= WHAT THE EXERCISE ASKS =
From the listing below, extract every line containing "that".

Items listed in a dataset

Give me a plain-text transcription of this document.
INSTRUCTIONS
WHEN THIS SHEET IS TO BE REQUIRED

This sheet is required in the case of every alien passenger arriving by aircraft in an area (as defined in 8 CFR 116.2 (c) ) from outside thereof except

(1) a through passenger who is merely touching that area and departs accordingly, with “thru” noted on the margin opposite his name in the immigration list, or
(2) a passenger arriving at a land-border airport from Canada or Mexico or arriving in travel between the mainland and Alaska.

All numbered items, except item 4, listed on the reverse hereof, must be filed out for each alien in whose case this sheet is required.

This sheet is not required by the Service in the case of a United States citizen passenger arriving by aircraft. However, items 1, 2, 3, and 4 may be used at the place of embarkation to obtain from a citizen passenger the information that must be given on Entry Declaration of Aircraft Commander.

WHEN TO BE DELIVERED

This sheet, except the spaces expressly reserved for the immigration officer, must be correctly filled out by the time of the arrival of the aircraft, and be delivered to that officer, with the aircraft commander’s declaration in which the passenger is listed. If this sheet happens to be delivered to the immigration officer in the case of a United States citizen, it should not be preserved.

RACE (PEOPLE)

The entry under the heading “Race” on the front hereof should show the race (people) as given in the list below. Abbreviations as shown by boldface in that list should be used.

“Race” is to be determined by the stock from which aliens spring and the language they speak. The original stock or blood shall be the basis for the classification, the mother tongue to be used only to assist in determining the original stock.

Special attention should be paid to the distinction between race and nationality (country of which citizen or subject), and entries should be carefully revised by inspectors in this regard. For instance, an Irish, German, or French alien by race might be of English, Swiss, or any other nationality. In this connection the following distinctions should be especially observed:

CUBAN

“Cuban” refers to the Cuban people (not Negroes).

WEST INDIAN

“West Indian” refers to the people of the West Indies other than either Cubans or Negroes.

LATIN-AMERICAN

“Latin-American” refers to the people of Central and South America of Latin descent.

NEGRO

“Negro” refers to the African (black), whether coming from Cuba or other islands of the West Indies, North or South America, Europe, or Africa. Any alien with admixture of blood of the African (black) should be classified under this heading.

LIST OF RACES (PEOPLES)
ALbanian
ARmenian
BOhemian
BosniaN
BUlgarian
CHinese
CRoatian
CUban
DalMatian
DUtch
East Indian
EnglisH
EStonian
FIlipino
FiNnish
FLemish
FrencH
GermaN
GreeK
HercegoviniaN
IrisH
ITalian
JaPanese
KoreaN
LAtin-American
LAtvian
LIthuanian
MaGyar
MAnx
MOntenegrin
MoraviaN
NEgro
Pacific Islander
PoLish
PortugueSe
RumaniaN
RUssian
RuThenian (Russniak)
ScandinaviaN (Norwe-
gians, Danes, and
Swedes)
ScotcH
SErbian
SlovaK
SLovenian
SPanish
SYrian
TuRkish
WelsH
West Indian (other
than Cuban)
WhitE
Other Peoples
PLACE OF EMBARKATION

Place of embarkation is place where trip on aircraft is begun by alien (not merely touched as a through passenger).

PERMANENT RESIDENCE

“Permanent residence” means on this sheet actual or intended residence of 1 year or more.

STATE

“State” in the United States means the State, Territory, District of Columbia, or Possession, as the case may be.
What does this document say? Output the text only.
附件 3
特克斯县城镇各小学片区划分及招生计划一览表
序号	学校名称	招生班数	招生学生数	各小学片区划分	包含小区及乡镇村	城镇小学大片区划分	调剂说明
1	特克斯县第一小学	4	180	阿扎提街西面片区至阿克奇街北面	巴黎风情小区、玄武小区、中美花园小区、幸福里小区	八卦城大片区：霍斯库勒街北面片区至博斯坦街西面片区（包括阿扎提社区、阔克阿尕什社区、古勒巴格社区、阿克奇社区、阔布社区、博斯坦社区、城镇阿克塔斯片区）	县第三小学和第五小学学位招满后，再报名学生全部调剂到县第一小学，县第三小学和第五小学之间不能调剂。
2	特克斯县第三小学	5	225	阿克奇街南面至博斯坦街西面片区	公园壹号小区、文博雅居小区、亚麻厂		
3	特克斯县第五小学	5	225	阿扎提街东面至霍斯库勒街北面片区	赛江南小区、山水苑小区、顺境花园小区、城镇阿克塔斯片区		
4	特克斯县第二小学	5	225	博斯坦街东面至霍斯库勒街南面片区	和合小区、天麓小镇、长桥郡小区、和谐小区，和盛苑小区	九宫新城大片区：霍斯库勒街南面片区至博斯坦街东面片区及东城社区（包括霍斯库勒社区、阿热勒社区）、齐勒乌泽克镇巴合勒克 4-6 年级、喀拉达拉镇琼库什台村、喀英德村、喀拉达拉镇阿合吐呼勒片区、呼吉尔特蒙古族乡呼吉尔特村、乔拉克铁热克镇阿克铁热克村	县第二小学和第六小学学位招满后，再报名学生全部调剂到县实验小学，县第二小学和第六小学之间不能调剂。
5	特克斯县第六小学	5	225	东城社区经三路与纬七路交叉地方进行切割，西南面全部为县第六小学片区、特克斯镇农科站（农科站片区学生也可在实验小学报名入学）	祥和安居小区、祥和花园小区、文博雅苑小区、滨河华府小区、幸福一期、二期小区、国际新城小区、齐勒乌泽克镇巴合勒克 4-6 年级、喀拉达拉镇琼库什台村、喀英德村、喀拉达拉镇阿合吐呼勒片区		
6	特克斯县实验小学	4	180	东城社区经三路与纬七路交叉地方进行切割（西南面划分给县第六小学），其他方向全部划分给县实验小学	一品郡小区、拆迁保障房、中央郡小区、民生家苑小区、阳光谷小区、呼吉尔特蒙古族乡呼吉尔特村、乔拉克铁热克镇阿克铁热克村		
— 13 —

= RESPONSE FOR THIS EXERCISE =
(1) a through passenger who is merely touching that area and departs accordingly, with “thru” noted on the margin opposite his name in the immigration list, or
This sheet is not required by the Service in the case of a United States citizen passenger arriving by aircraft. However, items 1, 2, 3, and 4 may be used at the place of embarkation to obtain from a citizen passenger the information that must be given on Entry Declaration of Aircraft Commander.
This sheet, except the spaces expressly reserved for the immigration officer, must be correctly filled out by the time of the arrival of the aircraft, and be delivered to that officer, with the aircraft commander’s declaration in which the passenger is listed. If this sheet happens to be delivered to the immigration officer in the case of a United States citizen, it should not be preserved.
The entry under the heading “Race” on the front hereof should show the race (people) as given in the list below. Abbreviations as shown by boldface in that list should be used.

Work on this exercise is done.